EXERCISE AIM = Each line that holds the word "explorer" should be returned.

[Start INPUT MATERIAL]

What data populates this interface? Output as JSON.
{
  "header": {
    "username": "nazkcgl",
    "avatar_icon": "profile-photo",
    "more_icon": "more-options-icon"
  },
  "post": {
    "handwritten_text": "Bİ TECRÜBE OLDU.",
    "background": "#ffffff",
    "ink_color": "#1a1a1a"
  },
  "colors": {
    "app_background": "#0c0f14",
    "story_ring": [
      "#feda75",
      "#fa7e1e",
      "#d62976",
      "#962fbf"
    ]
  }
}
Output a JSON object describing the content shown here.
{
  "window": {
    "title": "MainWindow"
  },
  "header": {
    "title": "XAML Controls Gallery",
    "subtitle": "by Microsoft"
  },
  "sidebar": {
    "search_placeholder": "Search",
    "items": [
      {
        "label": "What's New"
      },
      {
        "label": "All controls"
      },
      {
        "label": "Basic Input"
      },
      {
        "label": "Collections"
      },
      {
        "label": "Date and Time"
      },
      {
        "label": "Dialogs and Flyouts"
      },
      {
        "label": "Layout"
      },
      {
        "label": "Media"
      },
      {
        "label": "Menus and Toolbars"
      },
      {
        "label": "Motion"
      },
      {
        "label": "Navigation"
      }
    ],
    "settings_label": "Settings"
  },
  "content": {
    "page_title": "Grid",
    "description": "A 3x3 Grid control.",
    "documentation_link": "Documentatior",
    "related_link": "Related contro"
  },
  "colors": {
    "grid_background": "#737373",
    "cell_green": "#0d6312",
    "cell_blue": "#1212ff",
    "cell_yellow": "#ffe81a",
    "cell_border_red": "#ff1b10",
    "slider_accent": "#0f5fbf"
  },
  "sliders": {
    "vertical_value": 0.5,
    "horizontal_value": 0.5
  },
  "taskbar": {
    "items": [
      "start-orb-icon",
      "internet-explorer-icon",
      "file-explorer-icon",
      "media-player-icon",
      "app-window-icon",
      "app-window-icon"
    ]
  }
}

[End INPUT MATERIAL]

COMPLETED TASK =
      "internet-explorer-icon",
      "file-explorer-icon",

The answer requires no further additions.